Data provided —
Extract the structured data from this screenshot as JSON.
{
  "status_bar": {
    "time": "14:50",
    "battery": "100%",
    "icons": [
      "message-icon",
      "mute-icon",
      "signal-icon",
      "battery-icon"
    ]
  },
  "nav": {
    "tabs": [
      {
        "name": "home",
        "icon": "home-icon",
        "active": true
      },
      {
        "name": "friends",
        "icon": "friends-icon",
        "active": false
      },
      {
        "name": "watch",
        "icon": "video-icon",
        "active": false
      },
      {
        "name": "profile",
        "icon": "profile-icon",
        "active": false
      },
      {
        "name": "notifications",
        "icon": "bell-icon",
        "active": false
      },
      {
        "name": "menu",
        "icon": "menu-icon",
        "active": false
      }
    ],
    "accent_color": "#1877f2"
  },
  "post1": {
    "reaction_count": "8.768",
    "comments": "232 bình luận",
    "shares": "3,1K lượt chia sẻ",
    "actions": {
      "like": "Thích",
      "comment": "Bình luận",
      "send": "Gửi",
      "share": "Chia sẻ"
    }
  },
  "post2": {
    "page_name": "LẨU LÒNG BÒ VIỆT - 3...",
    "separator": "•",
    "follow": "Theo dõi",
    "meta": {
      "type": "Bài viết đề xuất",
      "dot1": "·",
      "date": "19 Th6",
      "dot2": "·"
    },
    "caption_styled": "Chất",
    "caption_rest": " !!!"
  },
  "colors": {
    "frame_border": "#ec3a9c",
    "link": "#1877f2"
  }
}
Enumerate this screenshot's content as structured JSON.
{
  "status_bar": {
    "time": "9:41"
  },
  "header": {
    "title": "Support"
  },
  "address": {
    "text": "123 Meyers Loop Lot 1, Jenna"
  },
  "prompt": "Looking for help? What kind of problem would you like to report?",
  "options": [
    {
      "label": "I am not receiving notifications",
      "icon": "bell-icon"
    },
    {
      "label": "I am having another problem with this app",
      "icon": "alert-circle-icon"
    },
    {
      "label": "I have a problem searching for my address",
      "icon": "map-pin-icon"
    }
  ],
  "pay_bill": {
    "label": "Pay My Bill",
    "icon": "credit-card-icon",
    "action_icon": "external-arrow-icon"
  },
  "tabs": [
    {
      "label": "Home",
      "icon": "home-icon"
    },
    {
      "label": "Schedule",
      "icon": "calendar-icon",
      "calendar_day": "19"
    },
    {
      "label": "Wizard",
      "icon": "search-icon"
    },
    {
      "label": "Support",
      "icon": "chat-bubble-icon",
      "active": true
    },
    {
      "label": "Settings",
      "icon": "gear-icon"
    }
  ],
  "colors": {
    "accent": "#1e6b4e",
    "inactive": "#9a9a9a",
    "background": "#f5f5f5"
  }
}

The problem — Write out every line from the records above, word for word.

Exercise response —
Extract the structured data from this screenshot as JSON.
{
  "status_bar": {
    "time": "14:50",
    "battery": "100%",
    "icons": [
      "message-icon",
      "mute-icon",
      "signal-icon",
      "battery-icon"
    ]
  },
  "nav": {
    "tabs": [
      {
        "name": "home",
        "icon": "home-icon",
        "active": true
      },
      {
        "name": "friends",
        "icon": "friends-icon",
        "active": false
      },
      {
        "name": "watch",
        "icon": "video-icon",
        "active": false
      },
      {
        "name": "profile",
        "icon": "profile-icon",
        "active": false
      },
      {
        "name": "notifications",
        "icon": "bell-icon",
        "active": false
      },
      {
        "name": "menu",
        "icon": "menu-icon",
        "active": false
      }
    ],
    "accent_color": "#1877f2"
  },
  "post1": {
    "reaction_count": "8.768",
    "comments": "232 bình luận",
    "shares": "3,1K lượt chia sẻ",
    "actions": {
      "like": "Thích",
      "comment": "Bình luận",
      "send": "Gửi",
      "share": "Chia sẻ"
    }
  },
  "post2": {
    "page_name": "LẨU LÒNG BÒ VIỆT - 3...",
    "separator": "•",
    "follow": "Theo dõi",
    "meta": {
      "type": "Bài viết đề xuất",
      "dot1": "·",
      "date": "19 Th6",
      "dot2": "·"
    },
    "caption_styled": "Chất",
    "caption_rest": " !!!"
  },
  "colors": {
    "frame_border": "#ec3a9c",
    "link": "#1877f2"
  }
}
Enumerate this screenshot's content as structured JSON.
{
  "status_bar": {
    "time": "9:41"
  },
  "header": {
    "title": "Support"
  },
  "address": {
    "text": "123 Meyers Loop Lot 1, Jenna"
  },
  "prompt": "Looking for help? What kind of problem would you like to report?",
  "options": [
    {
      "label": "I am not receiving notifications",
      "icon": "bell-icon"
    },
    {
      "label": "I am having another problem with this app",
      "icon": "alert-circle-icon"
    },
    {
      "label": "I have a problem searching for my address",
      "icon": "map-pin-icon"
    }
  ],
  "pay_bill": {
    "label": "Pay My Bill",
    "icon": "credit-card-icon",
    "action_icon": "external-arrow-icon"
  },
  "tabs": [
    {
      "label": "Home",
      "icon": "home-icon"
    },
    {
      "label": "Schedule",
      "icon": "calendar-icon",
      "calendar_day": "19"
    },
    {
      "label": "Wizard",
      "icon": "search-icon"
    },
    {
      "label": "Support",
      "icon": "chat-bubble-icon",
      "active": true
    },
    {
      "label": "Settings",
      "icon": "gear-icon"
    }
  ],
  "colors": {
    "accent": "#1e6b4e",
    "inactive": "#9a9a9a",
    "background": "#f5f5f5"
  }
}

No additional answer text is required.